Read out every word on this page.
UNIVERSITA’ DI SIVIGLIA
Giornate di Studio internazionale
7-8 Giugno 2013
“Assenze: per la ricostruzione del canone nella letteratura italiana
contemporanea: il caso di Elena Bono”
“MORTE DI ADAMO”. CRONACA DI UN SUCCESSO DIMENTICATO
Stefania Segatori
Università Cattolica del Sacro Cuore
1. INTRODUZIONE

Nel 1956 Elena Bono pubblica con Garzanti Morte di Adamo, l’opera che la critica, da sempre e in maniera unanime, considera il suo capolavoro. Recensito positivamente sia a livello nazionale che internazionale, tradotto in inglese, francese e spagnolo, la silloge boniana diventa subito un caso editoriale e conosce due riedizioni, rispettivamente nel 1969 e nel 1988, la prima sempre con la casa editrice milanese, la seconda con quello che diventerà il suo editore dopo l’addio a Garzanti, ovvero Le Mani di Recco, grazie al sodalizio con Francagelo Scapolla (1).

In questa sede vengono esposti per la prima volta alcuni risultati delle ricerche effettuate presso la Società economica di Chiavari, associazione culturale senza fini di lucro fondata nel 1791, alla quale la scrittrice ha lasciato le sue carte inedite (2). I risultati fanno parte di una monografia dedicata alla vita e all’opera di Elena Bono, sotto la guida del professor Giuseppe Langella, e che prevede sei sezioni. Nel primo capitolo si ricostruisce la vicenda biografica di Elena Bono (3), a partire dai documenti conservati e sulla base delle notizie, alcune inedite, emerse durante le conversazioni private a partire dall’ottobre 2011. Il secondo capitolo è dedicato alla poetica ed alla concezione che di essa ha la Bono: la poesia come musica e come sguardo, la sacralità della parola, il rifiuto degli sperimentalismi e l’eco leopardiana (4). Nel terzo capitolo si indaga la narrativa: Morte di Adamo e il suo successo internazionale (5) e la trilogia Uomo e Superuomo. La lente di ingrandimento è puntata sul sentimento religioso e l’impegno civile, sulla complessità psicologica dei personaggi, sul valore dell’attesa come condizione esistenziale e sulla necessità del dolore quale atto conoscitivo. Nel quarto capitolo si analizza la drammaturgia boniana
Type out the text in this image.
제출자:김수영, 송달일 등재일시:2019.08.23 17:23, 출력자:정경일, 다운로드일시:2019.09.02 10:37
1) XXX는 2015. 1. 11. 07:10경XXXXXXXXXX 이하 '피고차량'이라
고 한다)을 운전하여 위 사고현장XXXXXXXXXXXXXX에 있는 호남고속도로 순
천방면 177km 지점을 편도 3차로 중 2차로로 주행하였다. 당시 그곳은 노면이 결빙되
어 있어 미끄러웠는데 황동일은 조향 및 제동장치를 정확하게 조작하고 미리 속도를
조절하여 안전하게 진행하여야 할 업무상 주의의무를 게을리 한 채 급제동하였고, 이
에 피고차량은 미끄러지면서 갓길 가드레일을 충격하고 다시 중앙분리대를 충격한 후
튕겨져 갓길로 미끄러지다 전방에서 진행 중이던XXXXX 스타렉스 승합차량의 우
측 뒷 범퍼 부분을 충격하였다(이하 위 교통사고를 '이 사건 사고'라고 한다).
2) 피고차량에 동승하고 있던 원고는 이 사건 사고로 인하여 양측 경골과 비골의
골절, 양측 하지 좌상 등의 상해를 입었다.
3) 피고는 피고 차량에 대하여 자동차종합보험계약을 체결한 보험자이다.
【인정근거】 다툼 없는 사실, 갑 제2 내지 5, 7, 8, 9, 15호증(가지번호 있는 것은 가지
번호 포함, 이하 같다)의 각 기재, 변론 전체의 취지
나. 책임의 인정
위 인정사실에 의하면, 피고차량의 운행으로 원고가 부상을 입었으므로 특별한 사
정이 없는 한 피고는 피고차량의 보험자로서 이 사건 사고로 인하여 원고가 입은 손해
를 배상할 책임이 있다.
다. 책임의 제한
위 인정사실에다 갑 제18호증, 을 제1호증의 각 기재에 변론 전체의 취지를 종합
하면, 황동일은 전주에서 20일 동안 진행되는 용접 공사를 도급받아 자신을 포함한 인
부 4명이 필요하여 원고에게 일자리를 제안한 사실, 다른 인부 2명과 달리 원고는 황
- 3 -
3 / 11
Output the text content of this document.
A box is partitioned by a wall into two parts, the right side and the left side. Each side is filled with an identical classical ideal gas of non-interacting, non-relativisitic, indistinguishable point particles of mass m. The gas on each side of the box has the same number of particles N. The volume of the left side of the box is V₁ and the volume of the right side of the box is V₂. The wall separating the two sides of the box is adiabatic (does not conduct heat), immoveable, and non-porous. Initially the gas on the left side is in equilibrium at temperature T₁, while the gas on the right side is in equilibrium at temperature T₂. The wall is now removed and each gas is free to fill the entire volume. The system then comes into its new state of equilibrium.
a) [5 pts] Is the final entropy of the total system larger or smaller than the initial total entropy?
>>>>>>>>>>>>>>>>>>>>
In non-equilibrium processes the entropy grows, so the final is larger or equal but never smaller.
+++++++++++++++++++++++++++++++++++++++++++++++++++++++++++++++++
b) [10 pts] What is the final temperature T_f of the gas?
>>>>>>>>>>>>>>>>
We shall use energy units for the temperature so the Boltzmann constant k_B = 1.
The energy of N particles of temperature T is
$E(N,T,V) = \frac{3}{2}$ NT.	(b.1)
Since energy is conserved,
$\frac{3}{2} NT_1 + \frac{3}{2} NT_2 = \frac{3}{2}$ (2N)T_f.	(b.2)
----------------------------------------
→ The request
The required output is the exact sequence of lines from the one containing "Output the text content of this document." through the end of the listing, both endpoints included.

→ Answer for the task
Output the text content of this document.
A box is partitioned by a wall into two parts, the right side and the left side. Each side is filled with an identical classical ideal gas of non-interacting, non-relativisitic, indistinguishable point particles of mass m. The gas on each side of the box has the same number of particles N. The volume of the left side of the box is V₁ and the volume of the right side of the box is V₂. The wall separating the two sides of the box is adiabatic (does not conduct heat), immoveable, and non-porous. Initially the gas on the left side is in equilibrium at temperature T₁, while the gas on the right side is in equilibrium at temperature T₂. The wall is now removed and each gas is free to fill the entire volume. The system then comes into its new state of equilibrium.
a) [5 pts] Is the final entropy of the total system larger or smaller than the initial total entropy?
>>>>>>>>>>>>>>>>>>>>
In non-equilibrium processes the entropy grows, so the final is larger or equal but never smaller.
+++++++++++++++++++++++++++++++++++++++++++++++++++++++++++++++++
b) [10 pts] What is the final temperature T_f of the gas?
>>>>>>>>>>>>>>>>
We shall use energy units for the temperature so the Boltzmann constant k_B = 1.
The energy of N particles of temperature T is
$E(N,T,V) = \frac{3}{2}$ NT.	(b.1)
Since energy is conserved,
$\frac{3}{2} NT_1 + \frac{3}{2} NT_2 = \frac{3}{2}$ (2N)T_f.	(b.2)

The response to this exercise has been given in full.